Dataset excerpt:
◆ ◆ ◆
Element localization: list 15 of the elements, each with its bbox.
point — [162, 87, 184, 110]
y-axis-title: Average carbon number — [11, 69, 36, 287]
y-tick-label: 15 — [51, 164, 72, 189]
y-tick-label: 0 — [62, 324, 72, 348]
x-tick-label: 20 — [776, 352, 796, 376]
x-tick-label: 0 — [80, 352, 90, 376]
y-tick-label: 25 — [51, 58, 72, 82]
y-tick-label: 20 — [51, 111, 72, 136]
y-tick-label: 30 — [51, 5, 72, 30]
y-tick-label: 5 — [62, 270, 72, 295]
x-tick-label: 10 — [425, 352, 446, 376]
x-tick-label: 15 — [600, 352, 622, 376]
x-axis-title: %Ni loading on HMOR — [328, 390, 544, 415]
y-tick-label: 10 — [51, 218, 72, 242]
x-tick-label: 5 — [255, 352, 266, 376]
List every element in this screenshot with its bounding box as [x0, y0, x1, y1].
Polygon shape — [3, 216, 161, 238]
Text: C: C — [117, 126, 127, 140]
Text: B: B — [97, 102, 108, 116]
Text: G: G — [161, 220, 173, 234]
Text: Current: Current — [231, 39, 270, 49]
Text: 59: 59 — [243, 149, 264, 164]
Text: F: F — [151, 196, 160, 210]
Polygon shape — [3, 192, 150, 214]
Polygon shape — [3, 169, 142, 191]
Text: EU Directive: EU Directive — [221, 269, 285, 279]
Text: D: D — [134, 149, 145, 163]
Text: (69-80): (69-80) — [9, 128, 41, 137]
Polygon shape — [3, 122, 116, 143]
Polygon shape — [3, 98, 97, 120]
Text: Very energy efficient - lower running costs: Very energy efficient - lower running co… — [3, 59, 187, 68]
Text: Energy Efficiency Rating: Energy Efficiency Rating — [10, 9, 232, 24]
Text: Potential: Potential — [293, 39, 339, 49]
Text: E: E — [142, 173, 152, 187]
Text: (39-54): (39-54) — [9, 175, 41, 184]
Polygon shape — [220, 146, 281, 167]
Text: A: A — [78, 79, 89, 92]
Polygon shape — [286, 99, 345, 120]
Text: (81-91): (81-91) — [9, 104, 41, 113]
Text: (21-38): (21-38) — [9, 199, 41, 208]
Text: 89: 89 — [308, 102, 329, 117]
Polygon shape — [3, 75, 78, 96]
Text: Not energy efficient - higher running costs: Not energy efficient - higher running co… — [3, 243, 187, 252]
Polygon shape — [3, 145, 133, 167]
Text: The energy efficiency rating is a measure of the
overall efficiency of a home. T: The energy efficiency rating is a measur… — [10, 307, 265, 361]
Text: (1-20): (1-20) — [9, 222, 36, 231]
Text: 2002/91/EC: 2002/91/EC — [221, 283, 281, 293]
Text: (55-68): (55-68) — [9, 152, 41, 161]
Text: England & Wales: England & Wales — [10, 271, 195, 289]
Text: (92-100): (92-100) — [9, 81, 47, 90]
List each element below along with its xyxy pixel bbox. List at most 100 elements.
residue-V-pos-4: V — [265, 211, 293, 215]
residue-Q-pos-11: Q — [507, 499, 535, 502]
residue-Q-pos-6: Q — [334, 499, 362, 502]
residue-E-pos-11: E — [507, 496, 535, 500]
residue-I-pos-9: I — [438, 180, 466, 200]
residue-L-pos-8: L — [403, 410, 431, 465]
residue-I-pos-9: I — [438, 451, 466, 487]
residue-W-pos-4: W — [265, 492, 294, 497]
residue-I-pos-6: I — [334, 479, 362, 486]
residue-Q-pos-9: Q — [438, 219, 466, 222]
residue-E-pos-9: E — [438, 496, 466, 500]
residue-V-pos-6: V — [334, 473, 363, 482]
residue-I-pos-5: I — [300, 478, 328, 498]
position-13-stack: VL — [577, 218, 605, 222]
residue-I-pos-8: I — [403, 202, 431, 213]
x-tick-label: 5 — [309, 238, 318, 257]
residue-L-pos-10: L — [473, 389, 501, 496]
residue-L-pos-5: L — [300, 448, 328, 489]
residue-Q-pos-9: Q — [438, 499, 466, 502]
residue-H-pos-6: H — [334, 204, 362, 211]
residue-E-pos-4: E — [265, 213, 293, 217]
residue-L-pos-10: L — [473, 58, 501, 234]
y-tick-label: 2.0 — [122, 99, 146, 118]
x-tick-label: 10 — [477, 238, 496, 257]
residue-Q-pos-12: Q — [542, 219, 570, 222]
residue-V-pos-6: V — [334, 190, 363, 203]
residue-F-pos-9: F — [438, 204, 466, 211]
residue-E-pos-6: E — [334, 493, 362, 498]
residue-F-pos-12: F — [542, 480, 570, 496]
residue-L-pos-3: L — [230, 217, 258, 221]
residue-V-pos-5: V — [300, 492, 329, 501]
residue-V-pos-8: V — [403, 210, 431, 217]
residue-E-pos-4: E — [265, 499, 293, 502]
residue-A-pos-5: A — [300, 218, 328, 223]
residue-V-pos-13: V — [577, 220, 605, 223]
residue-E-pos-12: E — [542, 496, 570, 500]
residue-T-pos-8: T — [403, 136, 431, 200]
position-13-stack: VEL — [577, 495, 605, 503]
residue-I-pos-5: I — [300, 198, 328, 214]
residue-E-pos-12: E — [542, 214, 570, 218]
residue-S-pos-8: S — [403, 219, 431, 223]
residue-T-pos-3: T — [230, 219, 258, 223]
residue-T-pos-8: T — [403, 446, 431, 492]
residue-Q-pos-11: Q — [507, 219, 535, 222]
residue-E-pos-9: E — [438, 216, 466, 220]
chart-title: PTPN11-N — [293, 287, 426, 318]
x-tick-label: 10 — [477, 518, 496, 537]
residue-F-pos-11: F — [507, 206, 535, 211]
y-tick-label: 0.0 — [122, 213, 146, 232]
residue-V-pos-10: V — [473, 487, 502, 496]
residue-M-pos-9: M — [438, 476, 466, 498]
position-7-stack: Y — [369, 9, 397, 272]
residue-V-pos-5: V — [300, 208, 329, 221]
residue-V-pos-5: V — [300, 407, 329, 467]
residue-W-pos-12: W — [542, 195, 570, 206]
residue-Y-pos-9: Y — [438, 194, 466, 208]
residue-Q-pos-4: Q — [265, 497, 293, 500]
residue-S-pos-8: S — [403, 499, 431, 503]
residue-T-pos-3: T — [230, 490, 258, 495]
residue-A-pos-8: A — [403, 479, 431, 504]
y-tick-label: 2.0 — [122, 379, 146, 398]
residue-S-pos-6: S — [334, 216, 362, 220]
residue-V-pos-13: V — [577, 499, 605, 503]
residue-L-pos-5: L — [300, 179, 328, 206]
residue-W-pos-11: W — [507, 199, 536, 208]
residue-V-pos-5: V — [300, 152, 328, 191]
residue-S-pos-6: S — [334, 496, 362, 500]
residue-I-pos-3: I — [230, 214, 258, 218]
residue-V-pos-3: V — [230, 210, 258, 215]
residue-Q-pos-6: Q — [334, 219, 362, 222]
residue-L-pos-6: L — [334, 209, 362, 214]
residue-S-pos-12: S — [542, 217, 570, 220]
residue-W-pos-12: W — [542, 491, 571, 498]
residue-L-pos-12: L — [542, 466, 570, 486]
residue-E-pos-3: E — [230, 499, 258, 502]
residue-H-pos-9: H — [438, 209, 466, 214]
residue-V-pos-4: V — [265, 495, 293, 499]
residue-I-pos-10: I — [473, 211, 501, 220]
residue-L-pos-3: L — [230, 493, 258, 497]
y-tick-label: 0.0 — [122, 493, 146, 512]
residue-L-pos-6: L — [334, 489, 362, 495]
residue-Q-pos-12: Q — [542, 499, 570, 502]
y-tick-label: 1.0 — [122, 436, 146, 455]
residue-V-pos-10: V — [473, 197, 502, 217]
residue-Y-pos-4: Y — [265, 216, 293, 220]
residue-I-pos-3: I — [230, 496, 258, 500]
◆ ◆ ◆
- STATED TASK -
Please return all of the material above line for line, without changing anything.

- REPLY TO THE EXERCISE -
Element localization: list 15 of the elements, each with its bbox.
point — [162, 87, 184, 110]
y-axis-title: Average carbon number — [11, 69, 36, 287]
y-tick-label: 15 — [51, 164, 72, 189]
y-tick-label: 0 — [62, 324, 72, 348]
x-tick-label: 20 — [776, 352, 796, 376]
x-tick-label: 0 — [80, 352, 90, 376]
y-tick-label: 25 — [51, 58, 72, 82]
y-tick-label: 20 — [51, 111, 72, 136]
y-tick-label: 30 — [51, 5, 72, 30]
y-tick-label: 5 — [62, 270, 72, 295]
x-tick-label: 10 — [425, 352, 446, 376]
x-tick-label: 15 — [600, 352, 622, 376]
x-axis-title: %Ni loading on HMOR — [328, 390, 544, 415]
y-tick-label: 10 — [51, 218, 72, 242]
x-tick-label: 5 — [255, 352, 266, 376]
List every element in this screenshot with its bounding box as [x0, y0, x1, y1].
Polygon shape — [3, 216, 161, 238]
Text: C: C — [117, 126, 127, 140]
Text: B: B — [97, 102, 108, 116]
Text: G: G — [161, 220, 173, 234]
Text: Current: Current — [231, 39, 270, 49]
Text: 59: 59 — [243, 149, 264, 164]
Text: F: F — [151, 196, 160, 210]
Polygon shape — [3, 192, 150, 214]
Polygon shape — [3, 169, 142, 191]
Text: EU Directive: EU Directive — [221, 269, 285, 279]
Text: D: D — [134, 149, 145, 163]
Text: (69-80): (69-80) — [9, 128, 41, 137]
Polygon shape — [3, 122, 116, 143]
Polygon shape — [3, 98, 97, 120]
Text: Very energy efficient - lower running costs: Very energy efficient - lower running co… — [3, 59, 187, 68]
Text: Energy Efficiency Rating: Energy Efficiency Rating — [10, 9, 232, 24]
Text: Potential: Potential — [293, 39, 339, 49]
Text: E: E — [142, 173, 152, 187]
Text: (39-54): (39-54) — [9, 175, 41, 184]
Polygon shape — [220, 146, 281, 167]
Text: A: A — [78, 79, 89, 92]
Polygon shape — [286, 99, 345, 120]
Text: (81-91): (81-91) — [9, 104, 41, 113]
Text: (21-38): (21-38) — [9, 199, 41, 208]
Text: 89: 89 — [308, 102, 329, 117]
Polygon shape — [3, 75, 78, 96]
Text: Not energy efficient - higher running costs: Not energy efficient - higher running co… — [3, 243, 187, 252]
Polygon shape — [3, 145, 133, 167]
Text: The energy efficiency rating is a measure of the
overall efficiency of a home. T: The energy efficiency rating is a measur… — [10, 307, 265, 361]
Text: (1-20): (1-20) — [9, 222, 36, 231]
Text: 2002/91/EC: 2002/91/EC — [221, 283, 281, 293]
Text: (55-68): (55-68) — [9, 152, 41, 161]
Text: England & Wales: England & Wales — [10, 271, 195, 289]
Text: (92-100): (92-100) — [9, 81, 47, 90]
List each element below along with its xyxy pixel bbox. List at most 100 elements.
residue-V-pos-4: V — [265, 211, 293, 215]
residue-Q-pos-11: Q — [507, 499, 535, 502]
residue-Q-pos-6: Q — [334, 499, 362, 502]
residue-E-pos-11: E — [507, 496, 535, 500]
residue-I-pos-9: I — [438, 180, 466, 200]
residue-L-pos-8: L — [403, 410, 431, 465]
residue-I-pos-9: I — [438, 451, 466, 487]
residue-W-pos-4: W — [265, 492, 294, 497]
residue-I-pos-6: I — [334, 479, 362, 486]
residue-Q-pos-9: Q — [438, 219, 466, 222]
residue-E-pos-9: E — [438, 496, 466, 500]
residue-V-pos-6: V — [334, 473, 363, 482]
residue-I-pos-5: I — [300, 478, 328, 498]
position-13-stack: VL — [577, 218, 605, 222]
residue-I-pos-8: I — [403, 202, 431, 213]
x-tick-label: 5 — [309, 238, 318, 257]
residue-L-pos-10: L — [473, 389, 501, 496]
residue-L-pos-5: L — [300, 448, 328, 489]
residue-Q-pos-9: Q — [438, 499, 466, 502]
residue-H-pos-6: H — [334, 204, 362, 211]
residue-E-pos-4: E — [265, 213, 293, 217]
residue-L-pos-10: L — [473, 58, 501, 234]
y-tick-label: 2.0 — [122, 99, 146, 118]
x-tick-label: 10 — [477, 238, 496, 257]
residue-Q-pos-12: Q — [542, 219, 570, 222]
residue-V-pos-6: V — [334, 190, 363, 203]
residue-F-pos-9: F — [438, 204, 466, 211]
residue-E-pos-6: E — [334, 493, 362, 498]
residue-F-pos-12: F — [542, 480, 570, 496]
residue-L-pos-3: L — [230, 217, 258, 221]
residue-V-pos-5: V — [300, 492, 329, 501]
residue-V-pos-8: V — [403, 210, 431, 217]
residue-E-pos-4: E — [265, 499, 293, 502]
residue-A-pos-5: A — [300, 218, 328, 223]
residue-V-pos-13: V — [577, 220, 605, 223]
residue-E-pos-12: E — [542, 496, 570, 500]
residue-T-pos-8: T — [403, 136, 431, 200]
position-13-stack: VEL — [577, 495, 605, 503]
residue-I-pos-5: I — [300, 198, 328, 214]
residue-E-pos-12: E — [542, 214, 570, 218]
residue-S-pos-8: S — [403, 219, 431, 223]
residue-T-pos-3: T — [230, 219, 258, 223]
residue-T-pos-8: T — [403, 446, 431, 492]
residue-Q-pos-11: Q — [507, 219, 535, 222]
residue-E-pos-9: E — [438, 216, 466, 220]
chart-title: PTPN11-N — [293, 287, 426, 318]
x-tick-label: 10 — [477, 518, 496, 537]
residue-F-pos-11: F — [507, 206, 535, 211]
y-tick-label: 0.0 — [122, 213, 146, 232]
residue-V-pos-10: V — [473, 487, 502, 496]
residue-M-pos-9: M — [438, 476, 466, 498]
position-7-stack: Y — [369, 9, 397, 272]
residue-V-pos-5: V — [300, 208, 329, 221]
residue-V-pos-5: V — [300, 407, 329, 467]
residue-W-pos-12: W — [542, 195, 570, 206]
residue-Y-pos-9: Y — [438, 194, 466, 208]
residue-Q-pos-4: Q — [265, 497, 293, 500]
residue-S-pos-8: S — [403, 499, 431, 503]
residue-T-pos-3: T — [230, 490, 258, 495]
residue-A-pos-8: A — [403, 479, 431, 504]
y-tick-label: 2.0 — [122, 379, 146, 398]
residue-S-pos-6: S — [334, 216, 362, 220]
residue-V-pos-13: V — [577, 499, 605, 503]
residue-L-pos-5: L — [300, 179, 328, 206]
residue-W-pos-11: W — [507, 199, 536, 208]
residue-V-pos-5: V — [300, 152, 328, 191]
residue-S-pos-6: S — [334, 496, 362, 500]
residue-I-pos-3: I — [230, 214, 258, 218]
residue-V-pos-3: V — [230, 210, 258, 215]
residue-Q-pos-6: Q — [334, 219, 362, 222]
residue-L-pos-6: L — [334, 209, 362, 214]
residue-S-pos-12: S — [542, 217, 570, 220]
residue-W-pos-12: W — [542, 491, 571, 498]
residue-L-pos-12: L — [542, 466, 570, 486]
residue-E-pos-3: E — [230, 499, 258, 502]
residue-H-pos-9: H — [438, 209, 466, 214]
residue-V-pos-4: V — [265, 495, 293, 499]
residue-I-pos-10: I — [473, 211, 501, 220]
residue-L-pos-3: L — [230, 493, 258, 497]
y-tick-label: 0.0 — [122, 493, 146, 512]
residue-L-pos-6: L — [334, 489, 362, 495]
residue-Q-pos-12: Q — [542, 499, 570, 502]
y-tick-label: 1.0 — [122, 436, 146, 455]
residue-V-pos-10: V — [473, 197, 502, 217]
residue-Y-pos-4: Y — [265, 216, 293, 220]
residue-I-pos-3: I — [230, 496, 258, 500]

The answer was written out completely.